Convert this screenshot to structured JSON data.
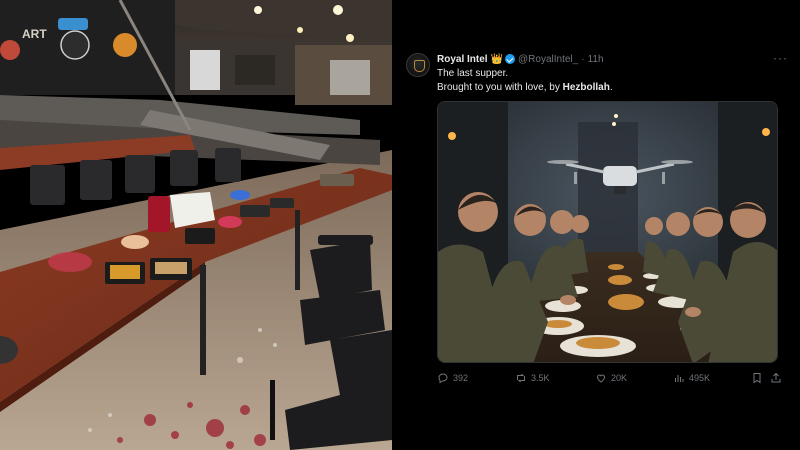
{
  "tweet": {
    "display_name": "Royal Intel",
    "crown": "👑",
    "handle": "@RoyalIntel_",
    "dot": "·",
    "time": "11h",
    "more": "···",
    "line1": "The last supper.",
    "line2_prefix": "Brought to you with love, by ",
    "line2_bold": "Hezbollah",
    "line2_suffix": "."
  },
  "actions": {
    "replies": "392",
    "reposts": "3.5K",
    "likes": "20K",
    "views": "495K"
  },
  "icons": [
    "avatar",
    "verified-badge-icon",
    "more-icon",
    "reply-icon",
    "repost-icon",
    "like-icon",
    "views-icon",
    "bookmark-icon",
    "share-icon"
  ],
  "colors": {
    "background": "#000000",
    "text": "#e7e9ea",
    "muted": "#71767b",
    "verified": "#1d9bf0",
    "crown": "#f4b400"
  }
}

■ GOAL: Copy out all the records exactly, excluding pictures.

■ SOLVED PROBLEM:
Convert this screenshot to structured JSON data.
{
  "tweet": {
    "display_name": "Royal Intel",
    "crown": "👑",
    "handle": "@RoyalIntel_",
    "dot": "·",
    "time": "11h",
    "more": "···",
    "line1": "The last supper.",
    "line2_prefix": "Brought to you with love, by ",
    "line2_bold": "Hezbollah",
    "line2_suffix": "."
  },
  "actions": {
    "replies": "392",
    "reposts": "3.5K",
    "likes": "20K",
    "views": "495K"
  },
  "icons": [
    "avatar",
    "verified-badge-icon",
    "more-icon",
    "reply-icon",
    "repost-icon",
    "like-icon",
    "views-icon",
    "bookmark-icon",
    "share-icon"
  ],
  "colors": {
    "background": "#000000",
    "text": "#e7e9ea",
    "muted": "#71767b",
    "verified": "#1d9bf0",
    "crown": "#f4b400"
  }
}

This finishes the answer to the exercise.